**Records supplied**
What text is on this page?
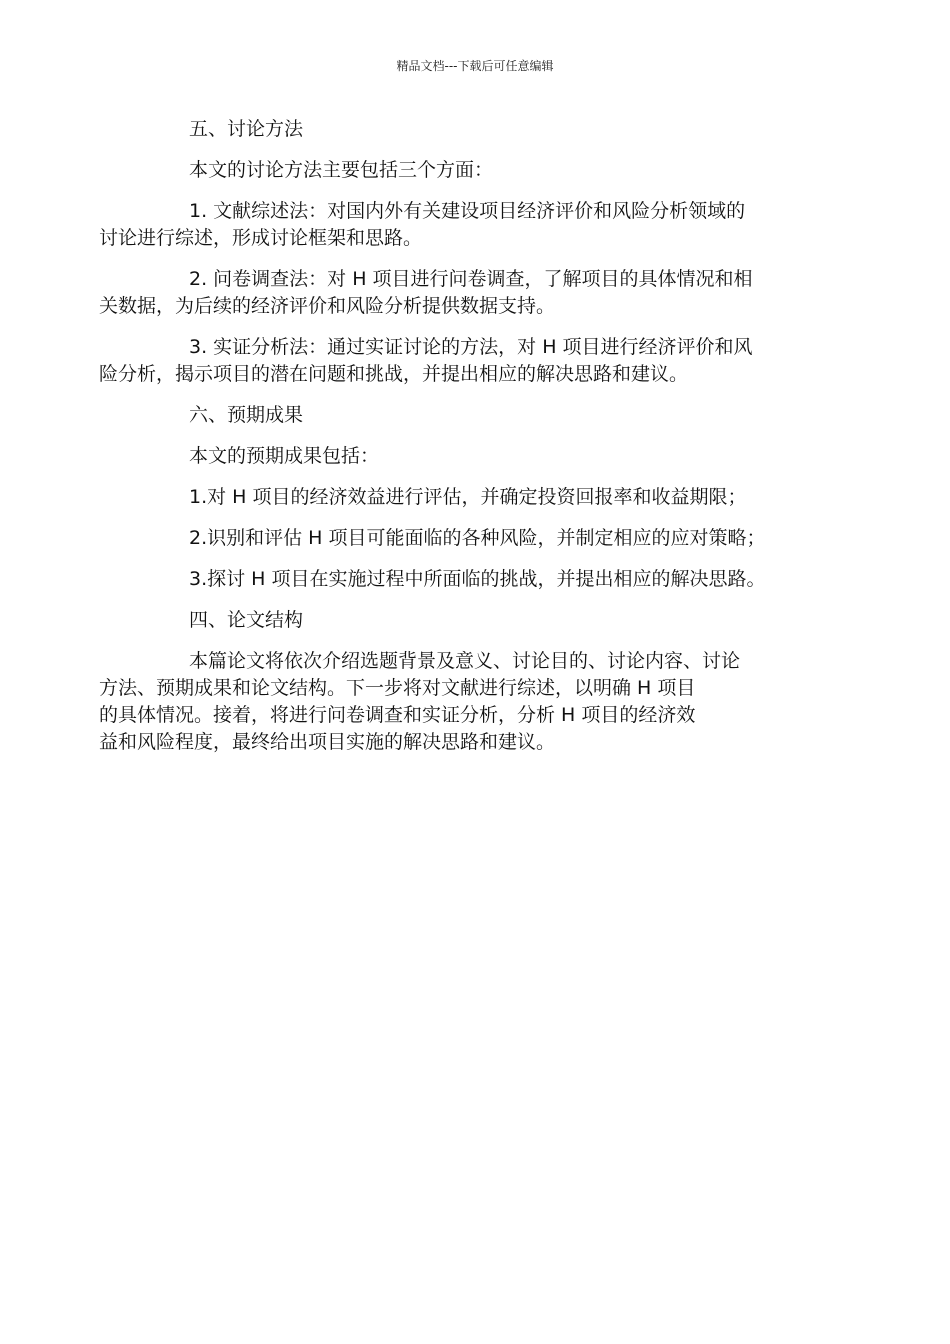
精品文档---下载后可任意编辑

五、讨论方法

本文的讨论方法主要包括三个方面：

1. 文献综述法：对国内外有关建设项目经济评价和风险分析领域的
讨论进行综述，形成讨论框架和思路。

2. 问卷调查法：对 H 项目进行问卷调查，了解项目的具体情况和相
关数据，为后续的经济评价和风险分析提供数据支持。

3. 实证分析法：通过实证讨论的方法，对 H 项目进行经济评价和风
险分析，揭示项目的潜在问题和挑战，并提出相应的解决思路和建议。

六、预期成果

本文的预期成果包括：

1.对 H 项目的经济效益进行评估，并确定投资回报率和收益期限；

2.识别和评估 H 项目可能面临的各种风险，并制定相应的应对策略；

3.探讨 H 项目在实施过程中所面临的挑战，并提出相应的解决思路。

四、论文结构

本篇论文将依次介绍选题背景及意义、讨论目的、讨论内容、讨论
方法、预期成果和论文结构。下一步将对文献进行综述，以明确 H 项目
的具体情况。接着，将进行问卷调查和实证分析，分析 H 项目的经济效
益和风险程度，最终给出项目实施的解决思路和建议。
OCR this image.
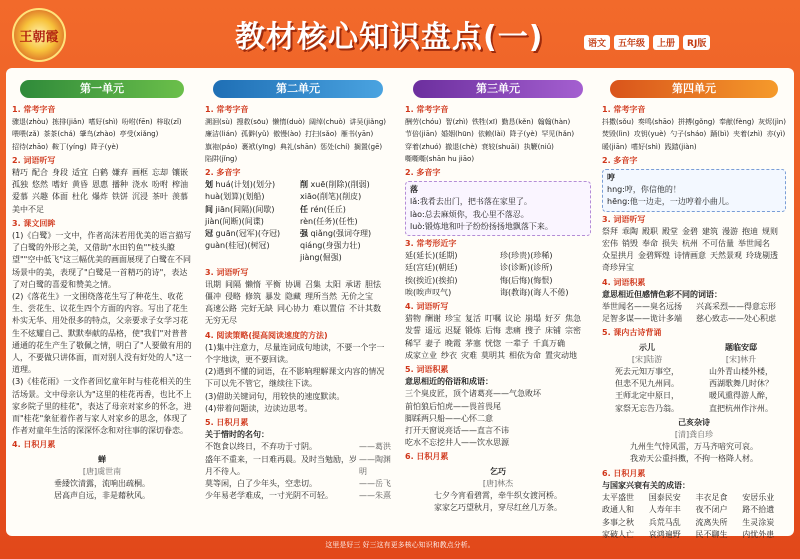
王朝霞	教材核心知识盘点(一)	语文	五年级	上册	RJ版
第一单元
1. 常考字音
骤退(zhòu) 拣排(jiǎn) 嗜好(shì) 吩咐(fēn) 梓取(zǐ)
喂喂(zǎ) 茶茶(chá) 肇鸟(zhào) 亭受(xiǎng)
招待(zhāo) 鞍丁(yíng) 降子(yè)
2. 词语听写
精巧 配合 身段 适宜 白鹤 嫌弃 画框 忘却 镶嵌
孤独 悠然 嗜好 黄昏 恩惠 播种 浇水 吩咐 榨油
爱慕 兴趣 体面 杜化 爆炸 铁饼 沉浸 茶叶 羡慕
美中不足
3. 课文回眸
(1)《白鹭》一文中，作者高沫若用优美的语言描写了白鹭的外形之美，又借助"水田钓鱼""枝头瞭望""空中低飞"这三幅优美的画面展现了白鹭在不同场景中的美，表现了"白鹭是一首精巧的诗"，表达了对白鹭的喜爱和赞美之情。
(2)《落花生》一文围绕落花生写了种花生、收花生、尝花生、议花生四个方面的内容。写出了花生朴实无华、用处很多的特点，父亲要求子女学习花生不炫耀自己、默默奉献的品格，使"我们"对普普通通的花生产生了敬佩之情，明白了"人要做有用的人，不要做只讲体面，而对别人没有好处的人"这一道理。
(3)《桂花雨》一文作者回忆童年时与桂花相关的生活场景。文中母亲认为"这里的桂花再香，也比不上家乡院子里的桂花"，表达了母亲对家乡的怀念，进而"桂花"象征着作者与家人对家乡的思念，体现了作者对童年生活的深深怀念和对往事的深切眷恋。
4. 日积月累
蝉
[唐]虞世南
垂緌饮清露，流响出疏桐。
居高声自远，非是藉秋风。
第二单元
1. 常考字音
溯洄(sù) 搜救(sōu) 懒惰(duò) 阔绰(chuò) 讲吴(jiǎng)
廉洁(lián) 孤僻(yǔ) 傲慢(ào) 打扫(sǎo) 雁书(yān)
旗袍(páo) 裹袱(yīng) 典礼(shān) 惩处(chí) 搁置(gē)
陷阱(jǐng)
2. 多音字
划 huá(计划)(划分)
huà(划算)(划船)
削 xuē(削除)(削弱)
xiāo(削笔)(削皮)
间 jiān(间隔)(间歇)
jiàn(间断)(间谍)
任 rén(任丘)
rèn(任务)(任性)
冠 guān(冠军)(夺冠)
guàn(桂冠)(树冠)
强 qiǎng(强词夺理)
qiáng(身强力壮) jiàng(倔强)
3. 词语听写
讯期 间隔 懒惰 平衡 协调 召集 太阳 承诺 胆怯
僵冲 侵略 修筑 暴发 隐藏 理所当然 无价之宝
高速公路 完好无缺 同心协力 难以置信 不计其数
无穷无尽
4. 阅读策略(提高阅读速度的方法)
(1)集中注意力，尽量连词成句地读，不要一个字一个字地读，更不要回读。
(2)遇到不懂的词语，在不影响理解课文内容的情况下可以先不管它，继续往下读。
(3)借助关键词句，用较快的速度默读。
(4)带着问题读，边读边思考。
5. 日积月累
关于惜时的名句：
不饱食以终日，不弃功于寸阴。	——葛洪
盛年不重来，一日难再晨。及时当勉励，岁月不待人。
——陶渊明
莫等闲，白了少年头，空悲切。	——岳飞
少年易老学难成，一寸光阴不可轻。	——朱熹
第三单元
1. 常考字音
酬劳(chóu) 智(zhì) 铁牲(xī) 勤恳(kěn) 翰翰(hàn)
节倍(jiān) 婚姻(hūn) 依赖(lài) 降子(yè) 罕见(hǎn)
穿着(zhuó) 撤退(chè) 衰较(shuāi) 执鞭(niǔ)
嘶嘶嘶(shān hu jiāo)
2. 多音字
落
lǎ:我肴去出门，把书落在家里了。
lào:总去麻烦你，我心里不落忍。
luò:锻炼地和叶子纷纷扬扬地飘落下来。
3. 常考形近字
延(延长)(延期)	珍(珍贵)(珍稀)
廷(宫廷)(朝廷)	诊(诊断)(诊所)
挨(挨近)(挨拍)	悔(后悔)(悔恨)
唉(唉声叹气)	诲(教诲)(诲人不倦)
4. 词语听写
猎物 酬谢 珍宝 复活 叮嘱 议论 崩塌 好歹 焦急
发誓 遥远 迟疑 锻炼 后悔 悲痛 搜子 床铺 宗密
稀罕 妻子 晚霞 茅塞 恍惚 一辈子 千真万确
成家立业 纱衣 灾难 莫明其 相依为命 置灾动地
5. 词语积累
意思相近的俗语和成语：
三个臭皮匠，顶个诸葛亮——气急败坏
前怕狼后怕虎——畏首畏尾
脚踩两只船——心怀二意
打开天窗说亮话——直言不讳
吃水不忘挖井人——饮水思源
6. 日积月累
乞巧
[唐]林杰
七夕今宵看碧霄，牵牛织女渡河桥。
家家乞巧望秋月，穿尽红丝几万条。
第四单元
1. 常考字音
抖擞(sǒu) 奏鸣(shāo) 拼搏(gǒng) 奉献(fèng) 灰烬(jìn)
焚毁(lìn) 攻钥(yuè) 勺子(sháo) 踊(bì) 夹着(zhì) 亦(yì)
暖(jiān) 嗜好(shì) 践踏(jiàn)
2. 多音字
哼
hng:哼，你信他的！
hēng:他一边走，一边哼着小曲儿。
3. 词语听写
祭拜 乖陶 殿职 殿堂 金碧 建筑 漫游 抱迪 规则
宏伟 销毁 奉命 损失 杭州 不可估量 举世闻名
众星拱月 金碧辉煌 诗情画意 天然景观 玲珑剔透
奇珍异宝
4. 词语积累
意思相近但感情色彩不同的词语：
举世闻名——臭名远扬	兴高采烈——得意忘形
足智多谋——诡计多端	慈心致志——处心积虑
5. 课内古诗背诵
示儿
[宋]陆游
死去元知万事空，
但悲不见九州同。
王师北定中原日，
家祭无忘告乃翁。
题临安邸
[宋]林升
山外青山楼外楼，
西湖歌舞几时休？
暖风熏得游人醉，
直把杭州作汴州。
己亥杂诗
[清]龚自珍
九州生气恃风雷，万马齐喑究可哀。
我劝天公重抖擞，不拘一格降人材。
6. 日积月累
与国家兴衰有关的成语：
太平盛世	国泰民安	丰衣足食	安居乐业
政通人和	人寿年丰	夜不闭户	路不拾遗
多事之秋	兵荒马乱	流离失所	生灵涂炭
家破人亡	哀鸿遍野	民不聊生	内忧外患
这里是好三 好三这有更多核心知识和教点分析。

**Instructions to follow**
Gather up, from the records above, each line where the word "shān" appears.

**Answer to the problem**
旗袍(páo) 裹袱(yīng) 典礼(shān) 惩处(chí) 搁置(gē)
嘶嘶嘶(shān hu jiāo)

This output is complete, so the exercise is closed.